▸ REQUIRED TASK
From the listing that follows, output everything exactly except the pictures.

(Figure record extracts)
· · ·
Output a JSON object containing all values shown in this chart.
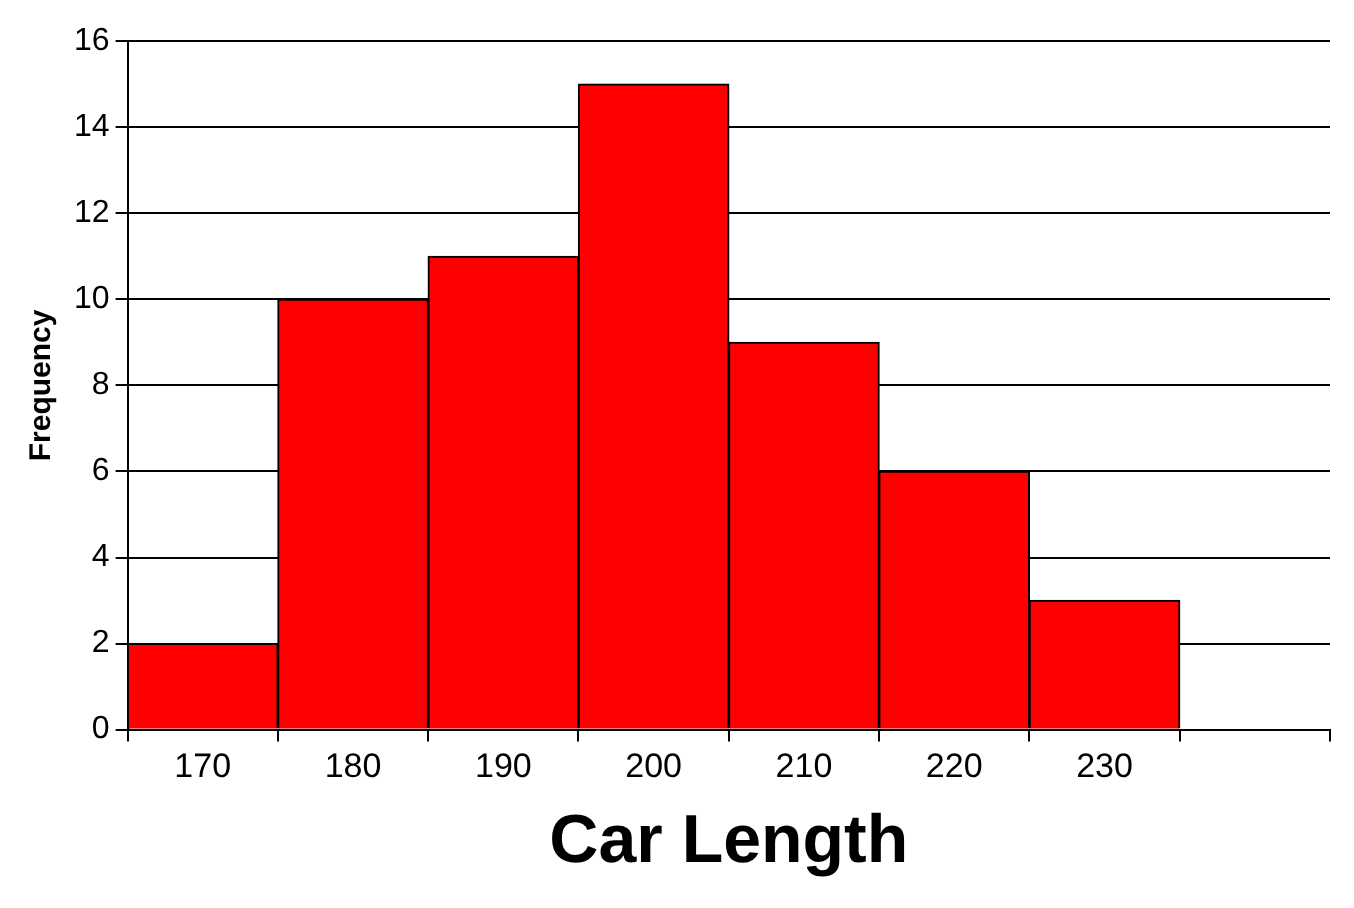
{
  "chart_data": {
    "type": "bar",
    "xlabel": "Car Length",
    "ylabel": "Frequency",
    "categories": [
      "170",
      "180",
      "190",
      "200",
      "210",
      "220",
      "230",
      null
    ],
    "values": [
      2,
      10,
      11,
      15,
      9,
      6,
      3,
      null
    ],
    "color": "#ff0000",
    "ylim": [
      0,
      16
    ],
    "yticks": [
      0,
      2,
      4,
      6,
      8,
      10,
      12,
      14,
      16
    ],
    "grid": "y",
    "legend": false
  }
}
· · ·
▸ FINISHED EXERCISE
Output a JSON object containing all values shown in this chart.
{
  "chart_data": {
    "type": "bar",
    "xlabel": "Car Length",
    "ylabel": "Frequency",
    "categories": [
      "170",
      "180",
      "190",
      "200",
      "210",
      "220",
      "230",
      null
    ],
    "values": [
      2,
      10,
      11,
      15,
      9,
      6,
      3,
      null
    ],
    "color": "#ff0000",
    "ylim": [
      0,
      16
    ],
    "yticks": [
      0,
      2,
      4,
      6,
      8,
      10,
      12,
      14,
      16
    ],
    "grid": "y",
    "legend": false
  }
}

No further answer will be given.